--- start of Data ---
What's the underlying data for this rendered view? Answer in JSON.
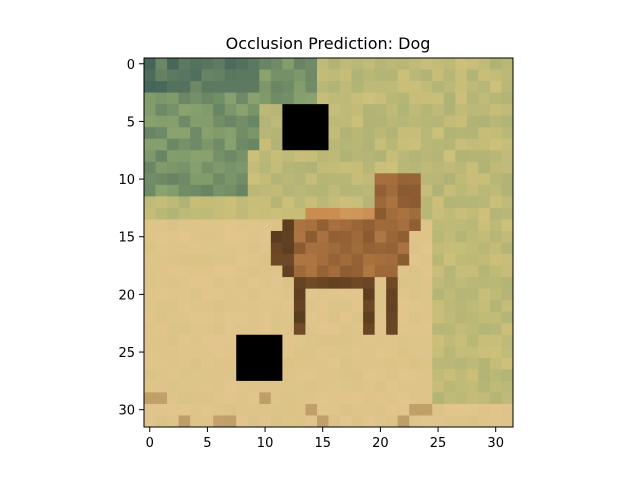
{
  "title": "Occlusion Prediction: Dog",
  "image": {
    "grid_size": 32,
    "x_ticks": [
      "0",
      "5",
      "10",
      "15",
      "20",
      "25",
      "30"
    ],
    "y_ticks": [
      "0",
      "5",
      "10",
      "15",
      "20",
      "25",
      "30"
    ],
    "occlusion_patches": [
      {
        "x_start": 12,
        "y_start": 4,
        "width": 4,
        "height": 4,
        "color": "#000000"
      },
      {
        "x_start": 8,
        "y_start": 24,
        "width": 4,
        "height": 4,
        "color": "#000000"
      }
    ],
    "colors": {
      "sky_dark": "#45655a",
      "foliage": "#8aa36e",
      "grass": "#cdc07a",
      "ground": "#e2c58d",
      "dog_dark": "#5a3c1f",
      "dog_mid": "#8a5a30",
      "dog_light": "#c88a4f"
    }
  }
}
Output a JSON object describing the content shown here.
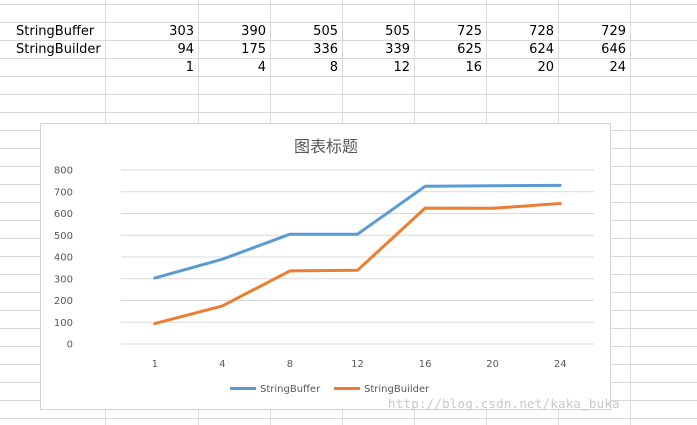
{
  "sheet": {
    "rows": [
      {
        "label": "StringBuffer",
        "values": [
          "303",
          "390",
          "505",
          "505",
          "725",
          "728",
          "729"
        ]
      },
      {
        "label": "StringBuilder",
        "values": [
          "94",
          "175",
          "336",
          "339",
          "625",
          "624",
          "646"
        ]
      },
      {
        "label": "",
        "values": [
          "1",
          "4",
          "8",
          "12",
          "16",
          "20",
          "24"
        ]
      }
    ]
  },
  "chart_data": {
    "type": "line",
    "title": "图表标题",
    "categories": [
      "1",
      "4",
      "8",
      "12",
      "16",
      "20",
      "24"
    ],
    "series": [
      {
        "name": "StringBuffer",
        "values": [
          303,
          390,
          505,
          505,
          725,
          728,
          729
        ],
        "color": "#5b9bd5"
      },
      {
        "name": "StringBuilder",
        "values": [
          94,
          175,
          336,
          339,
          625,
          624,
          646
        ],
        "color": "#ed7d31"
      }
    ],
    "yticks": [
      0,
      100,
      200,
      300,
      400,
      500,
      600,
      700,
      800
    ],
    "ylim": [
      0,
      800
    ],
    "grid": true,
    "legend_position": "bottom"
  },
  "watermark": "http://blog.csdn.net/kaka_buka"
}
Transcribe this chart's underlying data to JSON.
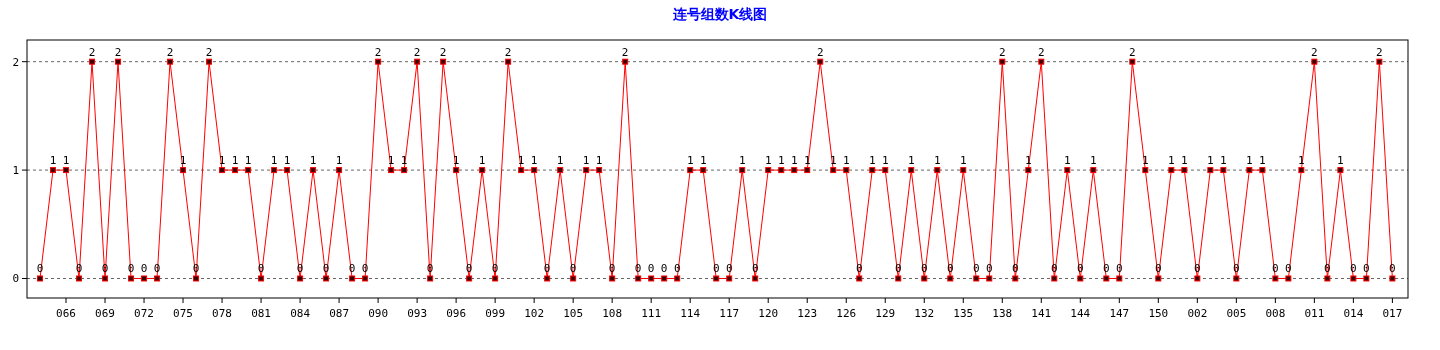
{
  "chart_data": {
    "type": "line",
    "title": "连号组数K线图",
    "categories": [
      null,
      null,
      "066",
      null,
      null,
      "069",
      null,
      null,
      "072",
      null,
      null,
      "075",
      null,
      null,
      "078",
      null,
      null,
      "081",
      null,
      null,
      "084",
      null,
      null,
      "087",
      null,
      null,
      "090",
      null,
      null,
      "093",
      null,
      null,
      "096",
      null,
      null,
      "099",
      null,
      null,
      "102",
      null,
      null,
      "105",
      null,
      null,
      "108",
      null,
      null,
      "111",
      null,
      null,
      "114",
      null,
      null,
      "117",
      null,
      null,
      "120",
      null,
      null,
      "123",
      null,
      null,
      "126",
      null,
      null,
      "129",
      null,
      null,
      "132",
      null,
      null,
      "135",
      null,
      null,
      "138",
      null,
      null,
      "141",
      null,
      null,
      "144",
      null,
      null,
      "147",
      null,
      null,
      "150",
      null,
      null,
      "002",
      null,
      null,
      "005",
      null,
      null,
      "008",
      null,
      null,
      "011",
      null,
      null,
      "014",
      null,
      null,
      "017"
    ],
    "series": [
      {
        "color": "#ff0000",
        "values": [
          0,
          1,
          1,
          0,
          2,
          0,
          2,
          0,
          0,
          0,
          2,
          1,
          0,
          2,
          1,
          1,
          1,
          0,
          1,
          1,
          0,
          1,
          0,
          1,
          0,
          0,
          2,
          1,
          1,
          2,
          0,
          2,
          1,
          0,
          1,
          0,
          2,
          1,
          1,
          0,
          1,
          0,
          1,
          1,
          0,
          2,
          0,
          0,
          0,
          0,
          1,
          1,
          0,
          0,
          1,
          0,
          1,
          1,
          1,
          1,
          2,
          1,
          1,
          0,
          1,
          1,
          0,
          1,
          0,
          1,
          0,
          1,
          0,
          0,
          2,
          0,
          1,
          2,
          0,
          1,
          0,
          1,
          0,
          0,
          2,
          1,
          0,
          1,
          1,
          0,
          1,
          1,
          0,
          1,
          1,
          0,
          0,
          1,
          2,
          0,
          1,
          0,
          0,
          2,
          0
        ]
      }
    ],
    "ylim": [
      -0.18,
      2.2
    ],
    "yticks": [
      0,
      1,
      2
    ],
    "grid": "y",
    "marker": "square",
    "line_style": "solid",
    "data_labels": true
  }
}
--- end of Data ---
# [Your objective]
Say how many lines in the records above hold "name", and give no other text.

# [Complete response]
2